### Directions for this task
The records below must be copied in full; omit the images.

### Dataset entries
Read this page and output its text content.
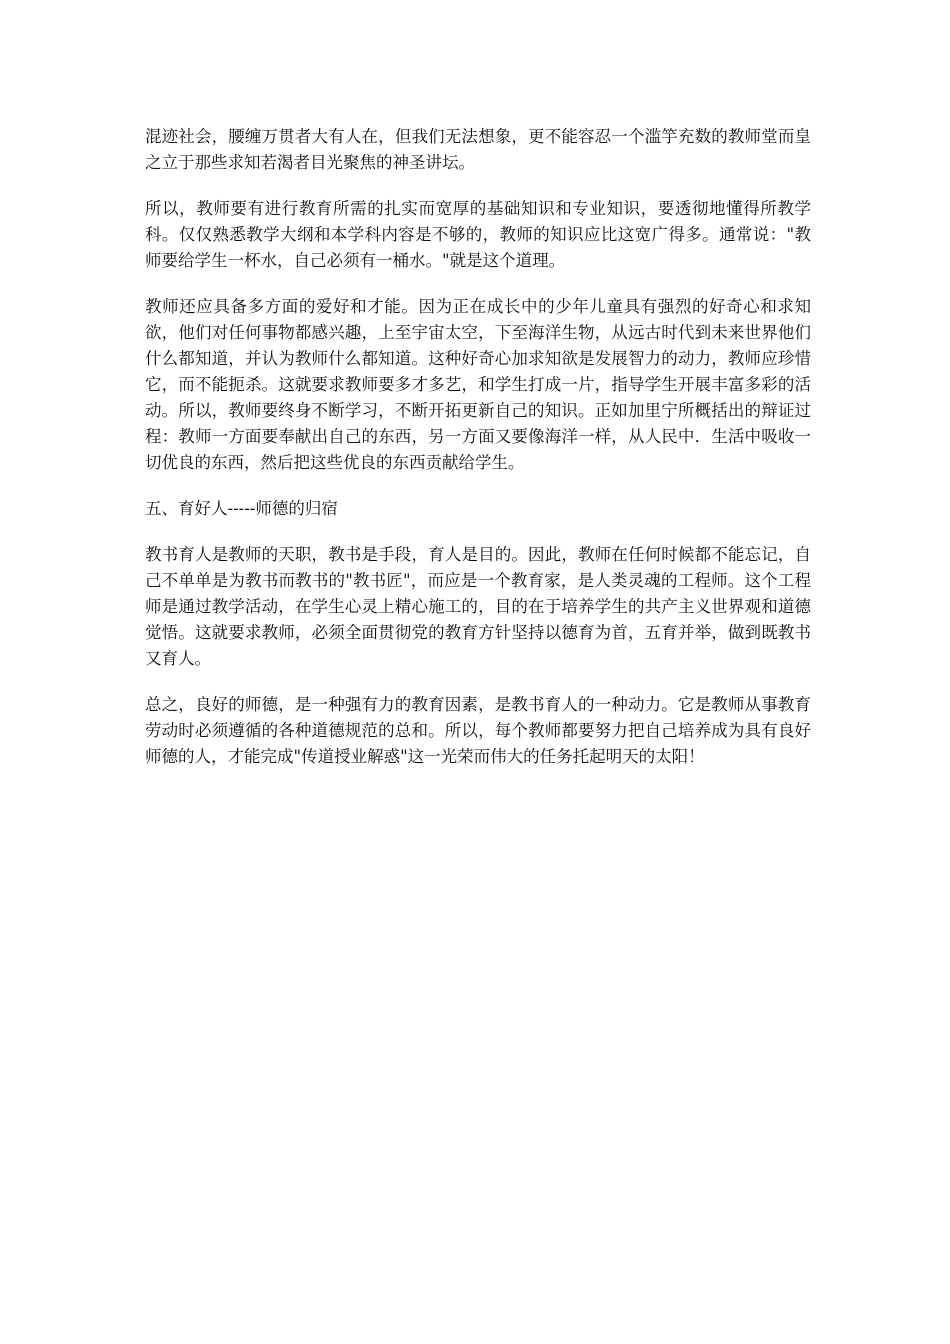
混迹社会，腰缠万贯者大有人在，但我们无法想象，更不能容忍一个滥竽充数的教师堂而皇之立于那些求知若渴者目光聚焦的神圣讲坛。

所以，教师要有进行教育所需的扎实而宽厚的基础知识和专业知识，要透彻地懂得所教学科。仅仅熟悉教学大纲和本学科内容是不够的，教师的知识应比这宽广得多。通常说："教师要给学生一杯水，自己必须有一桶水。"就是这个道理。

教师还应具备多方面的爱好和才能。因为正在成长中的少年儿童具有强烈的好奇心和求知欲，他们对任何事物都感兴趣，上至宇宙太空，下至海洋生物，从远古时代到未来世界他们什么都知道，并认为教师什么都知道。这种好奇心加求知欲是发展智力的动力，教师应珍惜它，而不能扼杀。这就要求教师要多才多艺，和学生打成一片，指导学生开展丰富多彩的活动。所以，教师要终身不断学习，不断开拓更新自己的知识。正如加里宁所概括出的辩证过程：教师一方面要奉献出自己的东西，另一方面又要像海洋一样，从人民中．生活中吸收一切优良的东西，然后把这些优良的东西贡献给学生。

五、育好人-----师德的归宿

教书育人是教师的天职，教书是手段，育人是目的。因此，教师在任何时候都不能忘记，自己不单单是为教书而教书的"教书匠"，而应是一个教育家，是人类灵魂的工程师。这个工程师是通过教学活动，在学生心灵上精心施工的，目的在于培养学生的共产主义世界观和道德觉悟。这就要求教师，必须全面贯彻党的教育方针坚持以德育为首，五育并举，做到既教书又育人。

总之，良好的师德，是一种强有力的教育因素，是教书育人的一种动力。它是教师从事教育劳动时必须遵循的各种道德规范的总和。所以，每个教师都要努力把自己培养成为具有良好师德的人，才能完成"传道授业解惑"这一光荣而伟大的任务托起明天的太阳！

### Task answer
Read this page and output its text content.
混迹社会，腰缠万贯者大有人在，但我们无法想象，更不能容忍一个滥竽充数的教师堂而皇之立于那些求知若渴者目光聚焦的神圣讲坛。

所以，教师要有进行教育所需的扎实而宽厚的基础知识和专业知识，要透彻地懂得所教学科。仅仅熟悉教学大纲和本学科内容是不够的，教师的知识应比这宽广得多。通常说："教师要给学生一杯水，自己必须有一桶水。"就是这个道理。

教师还应具备多方面的爱好和才能。因为正在成长中的少年儿童具有强烈的好奇心和求知欲，他们对任何事物都感兴趣，上至宇宙太空，下至海洋生物，从远古时代到未来世界他们什么都知道，并认为教师什么都知道。这种好奇心加求知欲是发展智力的动力，教师应珍惜它，而不能扼杀。这就要求教师要多才多艺，和学生打成一片，指导学生开展丰富多彩的活动。所以，教师要终身不断学习，不断开拓更新自己的知识。正如加里宁所概括出的辩证过程：教师一方面要奉献出自己的东西，另一方面又要像海洋一样，从人民中．生活中吸收一切优良的东西，然后把这些优良的东西贡献给学生。

五、育好人-----师德的归宿

教书育人是教师的天职，教书是手段，育人是目的。因此，教师在任何时候都不能忘记，自己不单单是为教书而教书的"教书匠"，而应是一个教育家，是人类灵魂的工程师。这个工程师是通过教学活动，在学生心灵上精心施工的，目的在于培养学生的共产主义世界观和道德觉悟。这就要求教师，必须全面贯彻党的教育方针坚持以德育为首，五育并举，做到既教书又育人。

总之，良好的师德，是一种强有力的教育因素，是教书育人的一种动力。它是教师从事教育劳动时必须遵循的各种道德规范的总和。所以，每个教师都要努力把自己培养成为具有良好师德的人，才能完成"传道授业解惑"这一光荣而伟大的任务托起明天的太阳！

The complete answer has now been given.